> Exercise brief: The entries that follow should be written out exactly.

====

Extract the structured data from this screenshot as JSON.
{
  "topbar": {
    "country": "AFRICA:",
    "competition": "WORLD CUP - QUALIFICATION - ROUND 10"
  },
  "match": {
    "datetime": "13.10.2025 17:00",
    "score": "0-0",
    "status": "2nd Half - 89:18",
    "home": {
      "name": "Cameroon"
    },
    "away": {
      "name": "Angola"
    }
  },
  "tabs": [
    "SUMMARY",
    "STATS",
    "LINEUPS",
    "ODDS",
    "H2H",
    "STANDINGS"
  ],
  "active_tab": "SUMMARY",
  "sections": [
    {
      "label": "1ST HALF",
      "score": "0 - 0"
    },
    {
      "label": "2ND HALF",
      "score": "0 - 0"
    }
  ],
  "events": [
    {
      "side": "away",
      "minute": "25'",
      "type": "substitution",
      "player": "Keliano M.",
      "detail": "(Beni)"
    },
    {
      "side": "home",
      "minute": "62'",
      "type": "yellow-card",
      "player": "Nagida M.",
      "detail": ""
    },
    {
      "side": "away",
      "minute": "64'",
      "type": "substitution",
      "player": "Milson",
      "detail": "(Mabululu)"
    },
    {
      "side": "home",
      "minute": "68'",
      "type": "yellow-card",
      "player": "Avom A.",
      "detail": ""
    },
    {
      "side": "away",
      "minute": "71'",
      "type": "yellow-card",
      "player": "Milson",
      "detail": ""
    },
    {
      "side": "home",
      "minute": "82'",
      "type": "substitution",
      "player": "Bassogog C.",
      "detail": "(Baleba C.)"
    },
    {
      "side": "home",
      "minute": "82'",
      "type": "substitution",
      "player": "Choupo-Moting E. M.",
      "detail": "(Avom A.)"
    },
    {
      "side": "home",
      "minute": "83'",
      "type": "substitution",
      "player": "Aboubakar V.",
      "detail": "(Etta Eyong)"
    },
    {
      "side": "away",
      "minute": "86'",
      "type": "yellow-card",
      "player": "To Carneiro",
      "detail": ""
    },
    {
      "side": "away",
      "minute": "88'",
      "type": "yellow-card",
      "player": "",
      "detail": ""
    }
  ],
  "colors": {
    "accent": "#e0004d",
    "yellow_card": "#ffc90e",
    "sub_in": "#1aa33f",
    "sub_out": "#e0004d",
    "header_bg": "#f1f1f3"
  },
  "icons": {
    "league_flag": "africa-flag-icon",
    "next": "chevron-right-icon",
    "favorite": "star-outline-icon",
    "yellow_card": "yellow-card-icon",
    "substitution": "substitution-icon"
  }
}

====

> Solved problem:
Extract the structured data from this screenshot as JSON.
{
  "topbar": {
    "country": "AFRICA:",
    "competition": "WORLD CUP - QUALIFICATION - ROUND 10"
  },
  "match": {
    "datetime": "13.10.2025 17:00",
    "score": "0-0",
    "status": "2nd Half - 89:18",
    "home": {
      "name": "Cameroon"
    },
    "away": {
      "name": "Angola"
    }
  },
  "tabs": [
    "SUMMARY",
    "STATS",
    "LINEUPS",
    "ODDS",
    "H2H",
    "STANDINGS"
  ],
  "active_tab": "SUMMARY",
  "sections": [
    {
      "label": "1ST HALF",
      "score": "0 - 0"
    },
    {
      "label": "2ND HALF",
      "score": "0 - 0"
    }
  ],
  "events": [
    {
      "side": "away",
      "minute": "25'",
      "type": "substitution",
      "player": "Keliano M.",
      "detail": "(Beni)"
    },
    {
      "side": "home",
      "minute": "62'",
      "type": "yellow-card",
      "player": "Nagida M.",
      "detail": ""
    },
    {
      "side": "away",
      "minute": "64'",
      "type": "substitution",
      "player": "Milson",
      "detail": "(Mabululu)"
    },
    {
      "side": "home",
      "minute": "68'",
      "type": "yellow-card",
      "player": "Avom A.",
      "detail": ""
    },
    {
      "side": "away",
      "minute": "71'",
      "type": "yellow-card",
      "player": "Milson",
      "detail": ""
    },
    {
      "side": "home",
      "minute": "82'",
      "type": "substitution",
      "player": "Bassogog C.",
      "detail": "(Baleba C.)"
    },
    {
      "side": "home",
      "minute": "82'",
      "type": "substitution",
      "player": "Choupo-Moting E. M.",
      "detail": "(Avom A.)"
    },
    {
      "side": "home",
      "minute": "83'",
      "type": "substitution",
      "player": "Aboubakar V.",
      "detail": "(Etta Eyong)"
    },
    {
      "side": "away",
      "minute": "86'",
      "type": "yellow-card",
      "player": "To Carneiro",
      "detail": ""
    },
    {
      "side": "away",
      "minute": "88'",
      "type": "yellow-card",
      "player": "",
      "detail": ""
    }
  ],
  "colors": {
    "accent": "#e0004d",
    "yellow_card": "#ffc90e",
    "sub_in": "#1aa33f",
    "sub_out": "#e0004d",
    "header_bg": "#f1f1f3"
  },
  "icons": {
    "league_flag": "africa-flag-icon",
    "next": "chevron-right-icon",
    "favorite": "star-outline-icon",
    "yellow_card": "yellow-card-icon",
    "substitution": "substitution-icon"
  }
}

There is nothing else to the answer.